Problem requirements.
Give the entries again, word for word.

Figure contents as structured data:
════════════════

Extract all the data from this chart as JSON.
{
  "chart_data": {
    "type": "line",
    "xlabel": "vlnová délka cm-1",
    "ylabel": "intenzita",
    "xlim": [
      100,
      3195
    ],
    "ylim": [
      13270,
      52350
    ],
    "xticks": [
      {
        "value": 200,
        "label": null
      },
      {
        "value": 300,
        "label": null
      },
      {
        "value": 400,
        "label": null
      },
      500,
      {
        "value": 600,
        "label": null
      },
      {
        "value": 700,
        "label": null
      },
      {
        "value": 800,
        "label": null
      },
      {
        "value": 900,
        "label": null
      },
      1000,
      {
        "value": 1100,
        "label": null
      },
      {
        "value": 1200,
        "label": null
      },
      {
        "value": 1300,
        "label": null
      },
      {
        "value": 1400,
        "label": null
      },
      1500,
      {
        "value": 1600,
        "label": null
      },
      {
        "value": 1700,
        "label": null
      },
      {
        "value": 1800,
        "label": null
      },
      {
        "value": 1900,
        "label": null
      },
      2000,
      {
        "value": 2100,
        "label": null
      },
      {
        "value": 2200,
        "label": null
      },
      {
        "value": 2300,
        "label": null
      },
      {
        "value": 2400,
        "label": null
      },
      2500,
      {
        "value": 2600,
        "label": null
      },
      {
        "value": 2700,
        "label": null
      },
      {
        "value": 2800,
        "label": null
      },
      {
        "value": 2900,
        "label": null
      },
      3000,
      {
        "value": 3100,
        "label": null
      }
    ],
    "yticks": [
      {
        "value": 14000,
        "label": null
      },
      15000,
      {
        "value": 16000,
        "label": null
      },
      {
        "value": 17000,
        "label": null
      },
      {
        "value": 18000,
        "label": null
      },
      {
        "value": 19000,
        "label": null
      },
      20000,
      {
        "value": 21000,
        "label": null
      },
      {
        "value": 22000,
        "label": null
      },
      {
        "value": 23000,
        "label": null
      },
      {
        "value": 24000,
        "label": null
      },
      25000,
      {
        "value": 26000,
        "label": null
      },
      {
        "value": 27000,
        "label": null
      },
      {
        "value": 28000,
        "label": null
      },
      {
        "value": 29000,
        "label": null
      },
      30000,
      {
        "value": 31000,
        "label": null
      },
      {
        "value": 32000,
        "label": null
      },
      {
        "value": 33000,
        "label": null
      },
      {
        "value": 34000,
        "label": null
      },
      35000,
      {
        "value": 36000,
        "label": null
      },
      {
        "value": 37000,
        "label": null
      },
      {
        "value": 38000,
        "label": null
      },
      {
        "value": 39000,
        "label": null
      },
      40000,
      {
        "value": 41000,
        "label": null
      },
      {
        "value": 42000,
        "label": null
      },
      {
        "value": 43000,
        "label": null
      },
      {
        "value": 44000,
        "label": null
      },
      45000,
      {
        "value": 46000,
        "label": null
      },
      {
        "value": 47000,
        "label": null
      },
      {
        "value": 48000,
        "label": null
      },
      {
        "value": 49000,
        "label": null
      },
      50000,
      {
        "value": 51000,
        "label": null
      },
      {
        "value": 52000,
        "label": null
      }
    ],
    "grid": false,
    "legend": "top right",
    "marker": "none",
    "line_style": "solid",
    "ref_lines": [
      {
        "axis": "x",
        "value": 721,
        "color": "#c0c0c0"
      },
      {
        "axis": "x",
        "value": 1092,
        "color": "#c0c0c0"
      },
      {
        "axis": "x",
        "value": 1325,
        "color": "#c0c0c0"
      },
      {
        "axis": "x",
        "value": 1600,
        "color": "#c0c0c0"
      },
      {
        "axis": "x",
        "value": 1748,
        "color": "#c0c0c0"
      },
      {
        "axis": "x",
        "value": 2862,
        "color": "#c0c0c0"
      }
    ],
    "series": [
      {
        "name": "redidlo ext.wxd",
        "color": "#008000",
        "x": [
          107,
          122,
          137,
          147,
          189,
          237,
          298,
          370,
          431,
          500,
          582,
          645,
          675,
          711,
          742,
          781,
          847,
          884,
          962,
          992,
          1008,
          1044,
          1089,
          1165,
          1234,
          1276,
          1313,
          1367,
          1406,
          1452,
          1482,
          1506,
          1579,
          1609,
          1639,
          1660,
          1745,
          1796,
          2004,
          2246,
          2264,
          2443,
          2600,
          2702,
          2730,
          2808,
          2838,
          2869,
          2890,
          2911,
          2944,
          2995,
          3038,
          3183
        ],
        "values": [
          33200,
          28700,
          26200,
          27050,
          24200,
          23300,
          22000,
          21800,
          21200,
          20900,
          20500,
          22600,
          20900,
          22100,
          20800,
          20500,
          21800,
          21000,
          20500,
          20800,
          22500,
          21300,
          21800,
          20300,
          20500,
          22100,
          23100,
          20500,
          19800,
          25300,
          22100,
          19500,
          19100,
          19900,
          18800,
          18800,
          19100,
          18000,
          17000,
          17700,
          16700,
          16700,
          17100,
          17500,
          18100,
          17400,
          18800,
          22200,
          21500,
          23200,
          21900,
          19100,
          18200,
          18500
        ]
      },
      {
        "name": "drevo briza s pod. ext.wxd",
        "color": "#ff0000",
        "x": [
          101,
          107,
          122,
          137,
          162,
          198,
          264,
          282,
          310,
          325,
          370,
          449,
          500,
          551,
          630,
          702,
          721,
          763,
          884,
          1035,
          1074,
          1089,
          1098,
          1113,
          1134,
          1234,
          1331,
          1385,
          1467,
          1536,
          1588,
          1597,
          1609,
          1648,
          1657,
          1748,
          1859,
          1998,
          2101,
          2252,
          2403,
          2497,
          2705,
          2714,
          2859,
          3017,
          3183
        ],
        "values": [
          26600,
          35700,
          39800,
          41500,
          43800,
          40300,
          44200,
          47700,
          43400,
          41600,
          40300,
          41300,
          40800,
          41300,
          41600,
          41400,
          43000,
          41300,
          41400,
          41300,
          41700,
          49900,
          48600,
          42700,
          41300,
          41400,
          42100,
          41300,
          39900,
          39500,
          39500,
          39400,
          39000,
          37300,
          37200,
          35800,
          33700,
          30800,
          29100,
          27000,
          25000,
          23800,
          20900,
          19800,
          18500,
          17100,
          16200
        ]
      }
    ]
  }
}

════════════════

Final result.
Extract all the data from this chart as JSON.
{
  "chart_data": {
    "type": "line",
    "xlabel": "vlnová délka cm-1",
    "ylabel": "intenzita",
    "xlim": [
      100,
      3195
    ],
    "ylim": [
      13270,
      52350
    ],
    "xticks": [
      {
        "value": 200,
        "label": null
      },
      {
        "value": 300,
        "label": null
      },
      {
        "value": 400,
        "label": null
      },
      500,
      {
        "value": 600,
        "label": null
      },
      {
        "value": 700,
        "label": null
      },
      {
        "value": 800,
        "label": null
      },
      {
        "value": 900,
        "label": null
      },
      1000,
      {
        "value": 1100,
        "label": null
      },
      {
        "value": 1200,
        "label": null
      },
      {
        "value": 1300,
        "label": null
      },
      {
        "value": 1400,
        "label": null
      },
      1500,
      {
        "value": 1600,
        "label": null
      },
      {
        "value": 1700,
        "label": null
      },
      {
        "value": 1800,
        "label": null
      },
      {
        "value": 1900,
        "label": null
      },
      2000,
      {
        "value": 2100,
        "label": null
      },
      {
        "value": 2200,
        "label": null
      },
      {
        "value": 2300,
        "label": null
      },
      {
        "value": 2400,
        "label": null
      },
      2500,
      {
        "value": 2600,
        "label": null
      },
      {
        "value": 2700,
        "label": null
      },
      {
        "value": 2800,
        "label": null
      },
      {
        "value": 2900,
        "label": null
      },
      3000,
      {
        "value": 3100,
        "label": null
      }
    ],
    "yticks": [
      {
        "value": 14000,
        "label": null
      },
      15000,
      {
        "value": 16000,
        "label": null
      },
      {
        "value": 17000,
        "label": null
      },
      {
        "value": 18000,
        "label": null
      },
      {
        "value": 19000,
        "label": null
      },
      20000,
      {
        "value": 21000,
        "label": null
      },
      {
        "value": 22000,
        "label": null
      },
      {
        "value": 23000,
        "label": null
      },
      {
        "value": 24000,
        "label": null
      },
      25000,
      {
        "value": 26000,
        "label": null
      },
      {
        "value": 27000,
        "label": null
      },
      {
        "value": 28000,
        "label": null
      },
      {
        "value": 29000,
        "label": null
      },
      30000,
      {
        "value": 31000,
        "label": null
      },
      {
        "value": 32000,
        "label": null
      },
      {
        "value": 33000,
        "label": null
      },
      {
        "value": 34000,
        "label": null
      },
      35000,
      {
        "value": 36000,
        "label": null
      },
      {
        "value": 37000,
        "label": null
      },
      {
        "value": 38000,
        "label": null
      },
      {
        "value": 39000,
        "label": null
      },
      40000,
      {
        "value": 41000,
        "label": null
      },
      {
        "value": 42000,
        "label": null
      },
      {
        "value": 43000,
        "label": null
      },
      {
        "value": 44000,
        "label": null
      },
      45000,
      {
        "value": 46000,
        "label": null
      },
      {
        "value": 47000,
        "label": null
      },
      {
        "value": 48000,
        "label": null
      },
      {
        "value": 49000,
        "label": null
      },
      50000,
      {
        "value": 51000,
        "label": null
      },
      {
        "value": 52000,
        "label": null
      }
    ],
    "grid": false,
    "legend": "top right",
    "marker": "none",
    "line_style": "solid",
    "ref_lines": [
      {
        "axis": "x",
        "value": 721,
        "color": "#c0c0c0"
      },
      {
        "axis": "x",
        "value": 1092,
        "color": "#c0c0c0"
      },
      {
        "axis": "x",
        "value": 1325,
        "color": "#c0c0c0"
      },
      {
        "axis": "x",
        "value": 1600,
        "color": "#c0c0c0"
      },
      {
        "axis": "x",
        "value": 1748,
        "color": "#c0c0c0"
      },
      {
        "axis": "x",
        "value": 2862,
        "color": "#c0c0c0"
      }
    ],
    "series": [
      {
        "name": "redidlo ext.wxd",
        "color": "#008000",
        "x": [
          107,
          122,
          137,
          147,
          189,
          237,
          298,
          370,
          431,
          500,
          582,
          645,
          675,
          711,
          742,
          781,
          847,
          884,
          962,
          992,
          1008,
          1044,
          1089,
          1165,
          1234,
          1276,
          1313,
          1367,
          1406,
          1452,
          1482,
          1506,
          1579,
          1609,
          1639,
          1660,
          1745,
          1796,
          2004,
          2246,
          2264,
          2443,
          2600,
          2702,
          2730,
          2808,
          2838,
          2869,
          2890,
          2911,
          2944,
          2995,
          3038,
          3183
        ],
        "values": [
          33200,
          28700,
          26200,
          27050,
          24200,
          23300,
          22000,
          21800,
          21200,
          20900,
          20500,
          22600,
          20900,
          22100,
          20800,
          20500,
          21800,
          21000,
          20500,
          20800,
          22500,
          21300,
          21800,
          20300,
          20500,
          22100,
          23100,
          20500,
          19800,
          25300,
          22100,
          19500,
          19100,
          19900,
          18800,
          18800,
          19100,
          18000,
          17000,
          17700,
          16700,
          16700,
          17100,
          17500,
          18100,
          17400,
          18800,
          22200,
          21500,
          23200,
          21900,
          19100,
          18200,
          18500
        ]
      },
      {
        "name": "drevo briza s pod. ext.wxd",
        "color": "#ff0000",
        "x": [
          101,
          107,
          122,
          137,
          162,
          198,
          264,
          282,
          310,
          325,
          370,
          449,
          500,
          551,
          630,
          702,
          721,
          763,
          884,
          1035,
          1074,
          1089,
          1098,
          1113,
          1134,
          1234,
          1331,
          1385,
          1467,
          1536,
          1588,
          1597,
          1609,
          1648,
          1657,
          1748,
          1859,
          1998,
          2101,
          2252,
          2403,
          2497,
          2705,
          2714,
          2859,
          3017,
          3183
        ],
        "values": [
          26600,
          35700,
          39800,
          41500,
          43800,
          40300,
          44200,
          47700,
          43400,
          41600,
          40300,
          41300,
          40800,
          41300,
          41600,
          41400,
          43000,
          41300,
          41400,
          41300,
          41700,
          49900,
          48600,
          42700,
          41300,
          41400,
          42100,
          41300,
          39900,
          39500,
          39500,
          39400,
          39000,
          37300,
          37200,
          35800,
          33700,
          30800,
          29100,
          27000,
          25000,
          23800,
          20900,
          19800,
          18500,
          17100,
          16200
        ]
      }
    ]
  }
}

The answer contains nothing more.